### OBJECTIVE
Write out all of the records precisely. Skip anything that is a picture.

Saved entries
+-------+

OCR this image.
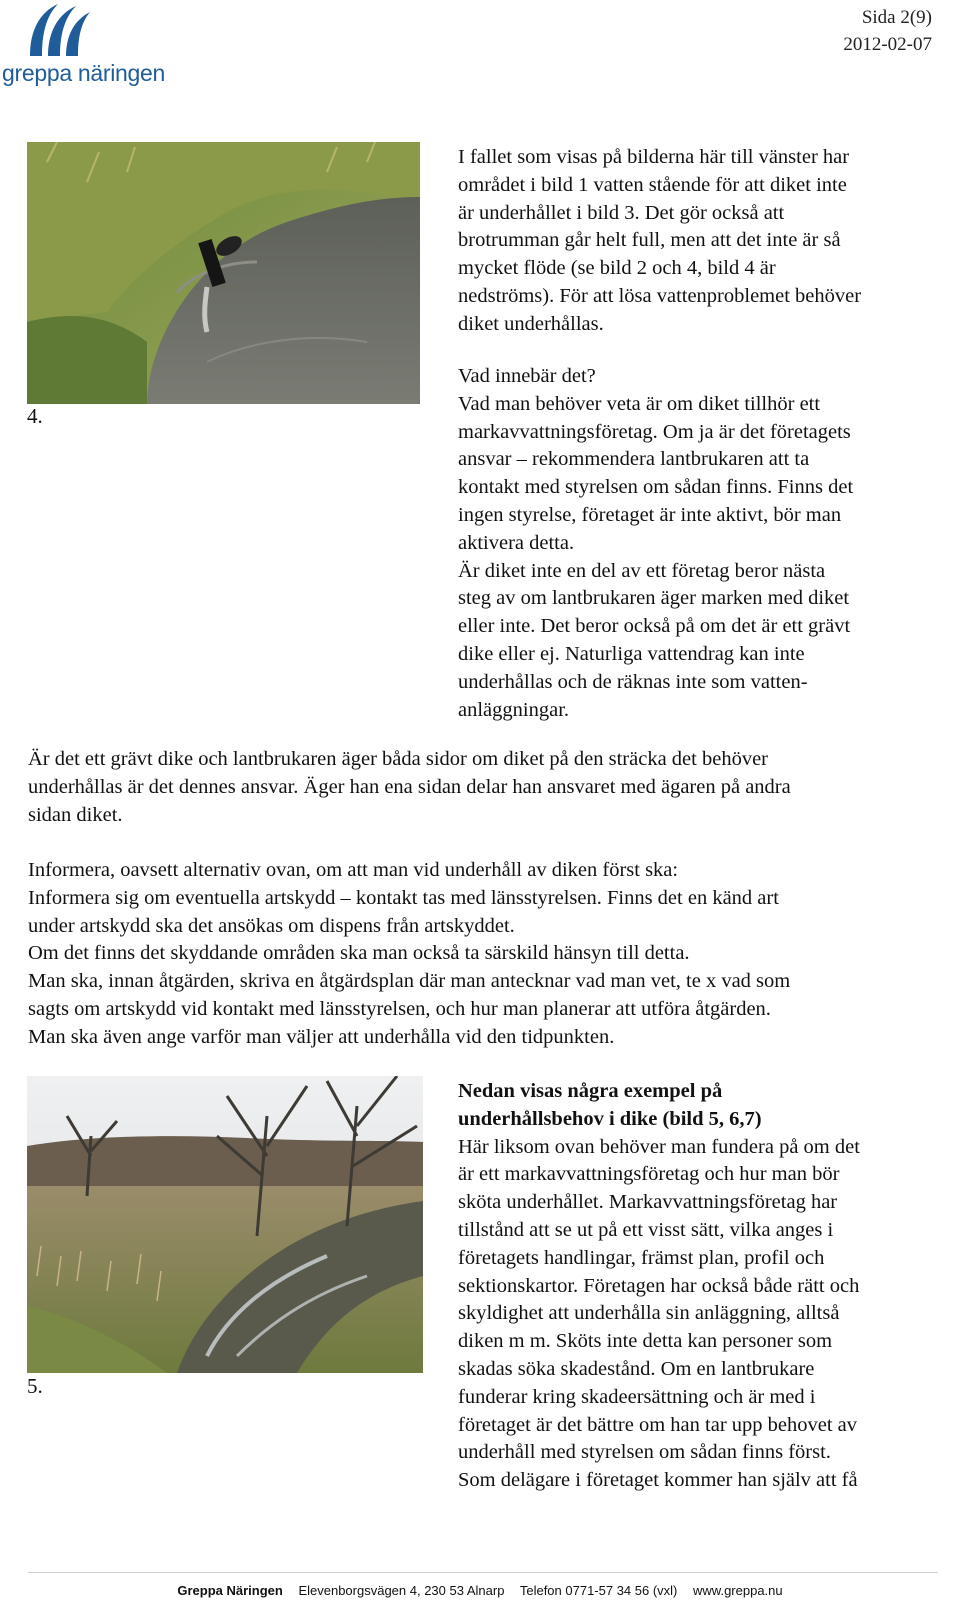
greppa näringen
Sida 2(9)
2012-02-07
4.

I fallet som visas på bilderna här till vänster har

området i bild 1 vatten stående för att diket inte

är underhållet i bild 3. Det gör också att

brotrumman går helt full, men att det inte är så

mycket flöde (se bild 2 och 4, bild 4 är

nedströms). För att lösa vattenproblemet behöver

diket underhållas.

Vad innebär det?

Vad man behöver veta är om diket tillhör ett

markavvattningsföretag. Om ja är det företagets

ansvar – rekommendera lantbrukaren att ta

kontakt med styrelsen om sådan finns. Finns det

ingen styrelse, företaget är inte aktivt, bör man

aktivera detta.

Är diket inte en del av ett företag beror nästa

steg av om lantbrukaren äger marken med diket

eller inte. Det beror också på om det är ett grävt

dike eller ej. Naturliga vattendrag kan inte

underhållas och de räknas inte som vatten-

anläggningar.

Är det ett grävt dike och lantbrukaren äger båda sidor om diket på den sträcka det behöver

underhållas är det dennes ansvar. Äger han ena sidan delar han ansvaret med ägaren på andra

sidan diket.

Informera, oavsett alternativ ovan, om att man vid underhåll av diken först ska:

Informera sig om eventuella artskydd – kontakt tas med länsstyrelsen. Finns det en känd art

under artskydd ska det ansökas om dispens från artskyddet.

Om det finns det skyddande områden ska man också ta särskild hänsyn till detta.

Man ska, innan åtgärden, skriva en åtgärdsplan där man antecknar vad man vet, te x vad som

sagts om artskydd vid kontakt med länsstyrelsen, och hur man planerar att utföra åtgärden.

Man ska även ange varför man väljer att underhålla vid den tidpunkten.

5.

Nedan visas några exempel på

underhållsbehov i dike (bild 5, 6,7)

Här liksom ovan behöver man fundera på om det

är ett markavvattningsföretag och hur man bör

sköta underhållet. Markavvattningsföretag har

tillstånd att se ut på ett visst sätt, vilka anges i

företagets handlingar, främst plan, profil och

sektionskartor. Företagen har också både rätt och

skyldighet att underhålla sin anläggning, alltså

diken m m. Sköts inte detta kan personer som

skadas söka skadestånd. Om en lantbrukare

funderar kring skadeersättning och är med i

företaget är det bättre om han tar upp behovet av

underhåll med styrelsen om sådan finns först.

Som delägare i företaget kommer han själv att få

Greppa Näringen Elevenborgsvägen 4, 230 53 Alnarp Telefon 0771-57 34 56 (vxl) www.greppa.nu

+-------+

### WRITTEN RESPONSE
OCR this image.
greppa näringen
Sida 2(9)
2012-02-07
4.

I fallet som visas på bilderna här till vänster har

området i bild 1 vatten stående för att diket inte

är underhållet i bild 3. Det gör också att

brotrumman går helt full, men att det inte är så

mycket flöde (se bild 2 och 4, bild 4 är

nedströms). För att lösa vattenproblemet behöver

diket underhållas.

Vad innebär det?

Vad man behöver veta är om diket tillhör ett

markavvattningsföretag. Om ja är det företagets

ansvar – rekommendera lantbrukaren att ta

kontakt med styrelsen om sådan finns. Finns det

ingen styrelse, företaget är inte aktivt, bör man

aktivera detta.

Är diket inte en del av ett företag beror nästa

steg av om lantbrukaren äger marken med diket

eller inte. Det beror också på om det är ett grävt

dike eller ej. Naturliga vattendrag kan inte

underhållas och de räknas inte som vatten-

anläggningar.

Är det ett grävt dike och lantbrukaren äger båda sidor om diket på den sträcka det behöver

underhållas är det dennes ansvar. Äger han ena sidan delar han ansvaret med ägaren på andra

sidan diket.

Informera, oavsett alternativ ovan, om att man vid underhåll av diken först ska:

Informera sig om eventuella artskydd – kontakt tas med länsstyrelsen. Finns det en känd art

under artskydd ska det ansökas om dispens från artskyddet.

Om det finns det skyddande områden ska man också ta särskild hänsyn till detta.

Man ska, innan åtgärden, skriva en åtgärdsplan där man antecknar vad man vet, te x vad som

sagts om artskydd vid kontakt med länsstyrelsen, och hur man planerar att utföra åtgärden.

Man ska även ange varför man väljer att underhålla vid den tidpunkten.

5.

Nedan visas några exempel på

underhållsbehov i dike (bild 5, 6,7)

Här liksom ovan behöver man fundera på om det

är ett markavvattningsföretag och hur man bör

sköta underhållet. Markavvattningsföretag har

tillstånd att se ut på ett visst sätt, vilka anges i

företagets handlingar, främst plan, profil och

sektionskartor. Företagen har också både rätt och

skyldighet att underhålla sin anläggning, alltså

diken m m. Sköts inte detta kan personer som

skadas söka skadestånd. Om en lantbrukare

funderar kring skadeersättning och är med i

företaget är det bättre om han tar upp behovet av

underhåll med styrelsen om sådan finns först.

Som delägare i företaget kommer han själv att få

Greppa Näringen Elevenborgsvägen 4, 230 53 Alnarp Telefon 0771-57 34 56 (vxl) www.greppa.nu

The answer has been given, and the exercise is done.